→ Assigned task 1: In the film reviews, who plays the "psychoplasmics" doctor Hal Raglan?
→ Assigned task 2: Carry on the film reviews from the point where they stop.

Flashes back and forth in time, so I didn’t realize the two lead actresses on the poster art are both Julieta: younger Adriana Ugarte and older Emma Suárez (she worked with Julio Medem in the 1990’s).

Julieta hears word of her missing daughter Antía from a mutual friend and abruptly breaks contact with her boyfriend Lorenzo (Talk to Her star Darío Grandinetti, looking exactly the same), moves back into her old apartment building and writes a long letter to Antía explaining past events: meeting Antía’s dad Xoan, his affair with artist Ava (Blancanieves star Inma Cuesta) and their argument just before he died at sea while Antía was at camp. After her daughter disappears, Julieta makes up with Ava, waits and searches for Antía, and anyway there’s more, it’s a complicated movie, but it has a happyish ending and everyone’s just wonderful in it, and it’s particularly nice to see Rossy de Palma again (as a suspicious housekeeper). Didn’t make Cinema Scope’s year-end list, but I liked it more than The Ornithologist. I got a long way to go if I’m gonna be a celebrated art-cinema critic.

One of the most mental divorce-horror films, reportedly based on the director’s own experience retrieving a daughter from an ex-wife’s cult. Made between Rabid and Scanners, I liked the lead actor (horror regular Art Hindle of Black Christmas and Body Snatchers ’78) better than any pre-Videodrome Cronenberg hero.

It seems Art’s wife Nola (Samantha Eggar of Walk Don’t Run) is under the psychiatric care of “psychoplasmics” weirdo Dr. Hal Raglan (Oliver Reed, lending necessary gravity to a movie about psychosomatic killer dwarfs), and there are custody/abuse questions about their daughter, which Nola solves by sending her mutant children to kill her own parents, Art’s new girlfriend, and eventually Oliver Reed.

Family meeting:

The outsider conspiracy theorist in this movie who clues in Art about the doctor’s bizarre studies is the same actor (Robert Silverman) who played the wise outsider in Scanners. But it’s Gary McKeehan (of The Italian Machine) who first mentions “the disturbed kids in the warehouse, the ones your wife’s taking care of,” casually as if everybody already knew. Oliver Reed eventually gets on board helping Art with the rescue operation, helping to redeem whatever the hell has been happening at his institute.

In the extras Cronenberg mentions that after making Stereo and Crimes of the Future, before joining Cinepix to make Shivers, he had to decide if he was going to wholeheartedly pursue filmmaking – “I gave up the idea of being a novelist.” Forty-five years later he’d return to that idea for the great Consumed.

→ Excerpted data:
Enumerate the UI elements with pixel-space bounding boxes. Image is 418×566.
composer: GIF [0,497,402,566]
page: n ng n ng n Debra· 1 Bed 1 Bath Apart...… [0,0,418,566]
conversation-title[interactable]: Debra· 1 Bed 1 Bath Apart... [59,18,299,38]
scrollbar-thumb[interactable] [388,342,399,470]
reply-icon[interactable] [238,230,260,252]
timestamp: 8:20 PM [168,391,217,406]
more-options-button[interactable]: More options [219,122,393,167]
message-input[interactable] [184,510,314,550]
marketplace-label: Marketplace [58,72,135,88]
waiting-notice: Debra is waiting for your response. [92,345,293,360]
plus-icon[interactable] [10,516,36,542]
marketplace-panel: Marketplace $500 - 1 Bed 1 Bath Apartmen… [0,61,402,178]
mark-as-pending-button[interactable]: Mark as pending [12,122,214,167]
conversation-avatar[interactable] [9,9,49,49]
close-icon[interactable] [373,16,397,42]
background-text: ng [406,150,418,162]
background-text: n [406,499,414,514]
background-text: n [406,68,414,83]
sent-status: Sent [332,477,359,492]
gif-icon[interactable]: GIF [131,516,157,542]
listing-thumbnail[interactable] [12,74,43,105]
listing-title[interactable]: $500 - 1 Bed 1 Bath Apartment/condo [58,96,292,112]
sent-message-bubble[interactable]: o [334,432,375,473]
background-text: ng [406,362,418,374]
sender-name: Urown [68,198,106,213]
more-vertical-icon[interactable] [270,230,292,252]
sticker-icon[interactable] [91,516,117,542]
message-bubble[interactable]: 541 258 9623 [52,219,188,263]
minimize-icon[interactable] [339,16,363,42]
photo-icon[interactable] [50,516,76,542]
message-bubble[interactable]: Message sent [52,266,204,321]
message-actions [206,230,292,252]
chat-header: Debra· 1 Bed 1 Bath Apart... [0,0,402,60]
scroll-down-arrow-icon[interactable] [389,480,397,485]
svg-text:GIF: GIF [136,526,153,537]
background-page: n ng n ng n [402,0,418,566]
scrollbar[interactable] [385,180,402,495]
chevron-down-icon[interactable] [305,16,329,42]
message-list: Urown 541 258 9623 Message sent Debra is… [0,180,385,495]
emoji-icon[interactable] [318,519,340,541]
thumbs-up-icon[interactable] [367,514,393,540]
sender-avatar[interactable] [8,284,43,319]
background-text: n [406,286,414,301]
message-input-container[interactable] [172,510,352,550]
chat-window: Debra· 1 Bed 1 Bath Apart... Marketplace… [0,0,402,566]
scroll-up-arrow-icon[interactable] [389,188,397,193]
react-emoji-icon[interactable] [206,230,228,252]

→ Final answer 1: Oliver Reed

→ Final answer 2:
Carrie Rickey for Criterion:

The Brood was released the same year as another film about a custody dispute, Kramer vs. Kramer, which subsequently took the Oscar for best picture. In 1979, Cronenberg, himself recovering from a difficult divorce and custody contest, noted of his most personal film, “The Brood is my version of Kramer vs. Kramer, but more realistic.” Originally, I thought he was joking.

A grim movie about the two kinds of people in this world: the horrible and the miserable. Our horrible lead is Min-chul, an aggressively foul drunk introduced returning home from prison and unrepentantly stealing his daughter’s college money. Seeking revenge against a businessman who sucker-punches him in a bar, Min-chul discovers that the businessman is building a fake Christian-cult led by patsy rapist Pastor Sung. Getting no help from the cops, Min-chul, who hates nothing more than he hates fakes, sets out to destroy it himself, burning down buildings and getting in bloody fights, finally coming home victorious to his suicided daughter.

For some reason, this story is told through Adult-Swim-looking animation, like Metalocalypse with less blood and worse music. The low framerate gives a marionette, videogame quality, damaging the movie’s illusion.

Why did I watch this? Can’t find reviews by any critics I follow, but somehow it ened up on my must-see list. Yeon has two zombie-virus train movies out this year: an animated feature and its live-action sequel Train to Busan (which opened last week at Cannes, earning Snowpiercer comparisons and a positive review from Twitch).